__WHAT YOU ARE ASKED TO DO__.
Show all lines from the listing below that contain "facio".

Data records
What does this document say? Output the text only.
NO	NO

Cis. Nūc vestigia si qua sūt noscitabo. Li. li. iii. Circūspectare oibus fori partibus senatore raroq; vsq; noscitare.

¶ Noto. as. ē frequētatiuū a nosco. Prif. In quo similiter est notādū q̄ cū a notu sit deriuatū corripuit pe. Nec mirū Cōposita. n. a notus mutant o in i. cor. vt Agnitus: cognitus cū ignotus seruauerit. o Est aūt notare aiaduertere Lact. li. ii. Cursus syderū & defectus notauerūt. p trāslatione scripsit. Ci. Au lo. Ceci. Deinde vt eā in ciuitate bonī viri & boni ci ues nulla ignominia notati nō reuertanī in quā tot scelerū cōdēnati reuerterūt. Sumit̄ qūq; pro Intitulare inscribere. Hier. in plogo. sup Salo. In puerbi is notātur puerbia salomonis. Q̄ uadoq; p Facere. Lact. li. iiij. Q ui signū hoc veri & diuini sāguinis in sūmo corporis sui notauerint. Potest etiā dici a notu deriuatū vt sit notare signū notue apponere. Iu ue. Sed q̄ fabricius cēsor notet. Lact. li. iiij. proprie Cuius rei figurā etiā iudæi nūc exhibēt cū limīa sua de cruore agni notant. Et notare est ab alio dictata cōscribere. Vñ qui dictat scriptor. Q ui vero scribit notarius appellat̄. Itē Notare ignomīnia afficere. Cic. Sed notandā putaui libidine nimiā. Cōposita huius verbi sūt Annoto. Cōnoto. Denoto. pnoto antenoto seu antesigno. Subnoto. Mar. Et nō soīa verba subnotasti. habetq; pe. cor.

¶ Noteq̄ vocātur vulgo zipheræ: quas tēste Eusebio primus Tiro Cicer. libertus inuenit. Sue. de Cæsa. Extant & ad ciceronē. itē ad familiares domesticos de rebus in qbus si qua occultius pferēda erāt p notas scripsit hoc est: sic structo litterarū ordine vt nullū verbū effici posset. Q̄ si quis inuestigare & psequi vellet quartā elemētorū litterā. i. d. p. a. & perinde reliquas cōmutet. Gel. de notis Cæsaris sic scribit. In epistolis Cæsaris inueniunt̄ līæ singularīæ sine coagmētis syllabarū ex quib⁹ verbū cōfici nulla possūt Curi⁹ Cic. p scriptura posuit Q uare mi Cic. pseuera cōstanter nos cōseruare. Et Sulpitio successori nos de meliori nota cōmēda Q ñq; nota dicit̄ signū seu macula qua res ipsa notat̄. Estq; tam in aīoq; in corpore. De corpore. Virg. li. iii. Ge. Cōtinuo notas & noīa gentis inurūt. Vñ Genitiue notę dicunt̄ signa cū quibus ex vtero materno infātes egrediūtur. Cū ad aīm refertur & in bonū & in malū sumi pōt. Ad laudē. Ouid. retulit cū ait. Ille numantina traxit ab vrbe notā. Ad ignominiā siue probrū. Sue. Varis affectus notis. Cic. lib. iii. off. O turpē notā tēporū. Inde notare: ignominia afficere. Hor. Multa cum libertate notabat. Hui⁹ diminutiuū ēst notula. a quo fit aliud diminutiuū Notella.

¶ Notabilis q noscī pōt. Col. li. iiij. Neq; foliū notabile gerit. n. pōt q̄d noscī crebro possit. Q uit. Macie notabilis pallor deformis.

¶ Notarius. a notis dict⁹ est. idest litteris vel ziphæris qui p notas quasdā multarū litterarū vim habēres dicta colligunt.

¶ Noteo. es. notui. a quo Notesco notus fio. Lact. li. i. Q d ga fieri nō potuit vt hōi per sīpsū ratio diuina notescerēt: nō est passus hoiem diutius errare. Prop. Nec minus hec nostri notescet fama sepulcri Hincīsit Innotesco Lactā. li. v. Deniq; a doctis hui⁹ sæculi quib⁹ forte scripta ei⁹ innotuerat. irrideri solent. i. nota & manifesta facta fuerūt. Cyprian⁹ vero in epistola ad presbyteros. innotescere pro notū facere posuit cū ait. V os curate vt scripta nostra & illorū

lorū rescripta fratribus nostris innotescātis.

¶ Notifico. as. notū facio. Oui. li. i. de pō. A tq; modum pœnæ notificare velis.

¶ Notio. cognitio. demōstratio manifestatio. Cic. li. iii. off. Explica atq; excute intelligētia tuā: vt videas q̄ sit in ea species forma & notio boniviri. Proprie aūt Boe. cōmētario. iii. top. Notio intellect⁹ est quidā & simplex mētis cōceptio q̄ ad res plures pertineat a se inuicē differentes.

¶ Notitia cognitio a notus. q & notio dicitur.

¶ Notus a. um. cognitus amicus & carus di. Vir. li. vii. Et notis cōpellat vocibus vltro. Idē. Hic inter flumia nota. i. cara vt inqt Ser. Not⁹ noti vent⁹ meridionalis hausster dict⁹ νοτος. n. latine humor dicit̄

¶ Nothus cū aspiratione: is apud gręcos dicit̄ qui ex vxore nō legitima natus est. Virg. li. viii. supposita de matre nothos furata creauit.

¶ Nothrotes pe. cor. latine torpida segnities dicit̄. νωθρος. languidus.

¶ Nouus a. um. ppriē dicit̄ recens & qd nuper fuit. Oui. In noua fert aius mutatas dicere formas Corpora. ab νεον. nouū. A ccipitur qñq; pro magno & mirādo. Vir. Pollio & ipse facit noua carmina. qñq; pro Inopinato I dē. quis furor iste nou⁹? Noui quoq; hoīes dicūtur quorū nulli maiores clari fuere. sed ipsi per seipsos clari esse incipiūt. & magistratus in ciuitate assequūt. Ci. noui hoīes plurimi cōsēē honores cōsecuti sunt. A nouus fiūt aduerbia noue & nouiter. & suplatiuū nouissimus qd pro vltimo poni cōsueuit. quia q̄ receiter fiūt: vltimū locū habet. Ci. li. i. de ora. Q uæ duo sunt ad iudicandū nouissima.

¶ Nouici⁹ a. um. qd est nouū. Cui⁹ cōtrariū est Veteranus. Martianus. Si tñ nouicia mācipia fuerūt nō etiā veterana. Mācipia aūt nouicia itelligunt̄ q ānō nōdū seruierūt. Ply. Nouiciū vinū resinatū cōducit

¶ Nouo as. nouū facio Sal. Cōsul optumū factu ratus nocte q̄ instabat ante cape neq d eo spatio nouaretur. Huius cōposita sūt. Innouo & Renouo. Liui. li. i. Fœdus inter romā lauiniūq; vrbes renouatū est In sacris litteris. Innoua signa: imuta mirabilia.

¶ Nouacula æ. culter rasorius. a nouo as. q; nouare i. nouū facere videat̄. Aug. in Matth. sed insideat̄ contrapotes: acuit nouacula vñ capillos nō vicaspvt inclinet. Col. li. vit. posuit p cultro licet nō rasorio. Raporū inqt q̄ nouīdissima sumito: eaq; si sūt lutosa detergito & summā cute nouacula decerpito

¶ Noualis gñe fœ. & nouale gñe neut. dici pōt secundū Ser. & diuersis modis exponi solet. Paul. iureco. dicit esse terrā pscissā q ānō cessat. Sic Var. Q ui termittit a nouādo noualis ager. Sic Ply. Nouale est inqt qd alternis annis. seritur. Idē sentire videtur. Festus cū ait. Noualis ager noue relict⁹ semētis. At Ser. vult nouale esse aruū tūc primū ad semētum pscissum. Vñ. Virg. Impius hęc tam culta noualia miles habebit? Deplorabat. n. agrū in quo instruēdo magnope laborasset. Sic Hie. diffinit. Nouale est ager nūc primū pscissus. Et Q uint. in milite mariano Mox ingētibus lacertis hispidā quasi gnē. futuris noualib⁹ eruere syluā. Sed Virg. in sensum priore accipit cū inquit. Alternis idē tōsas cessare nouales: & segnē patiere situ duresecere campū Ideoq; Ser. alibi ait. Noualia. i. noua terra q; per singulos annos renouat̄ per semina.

__RESULT FOR THIS TASK__.
¶ Notifico. as. notū facio. Oui. li. i. de pō. A tq; modum pœnæ notificare velis.
¶ Nouo as. nouū facio Sal. Cōsul optumū factu ratus nocte q̄ instabat ante cape neq d eo spatio nouaretur. Huius cōposita sūt. Innouo & Renouo. Liui. li. i. Fœdus inter romā lauiniūq; vrbes renouatū est In sacris litteris. Innoua signa: imuta mirabilia.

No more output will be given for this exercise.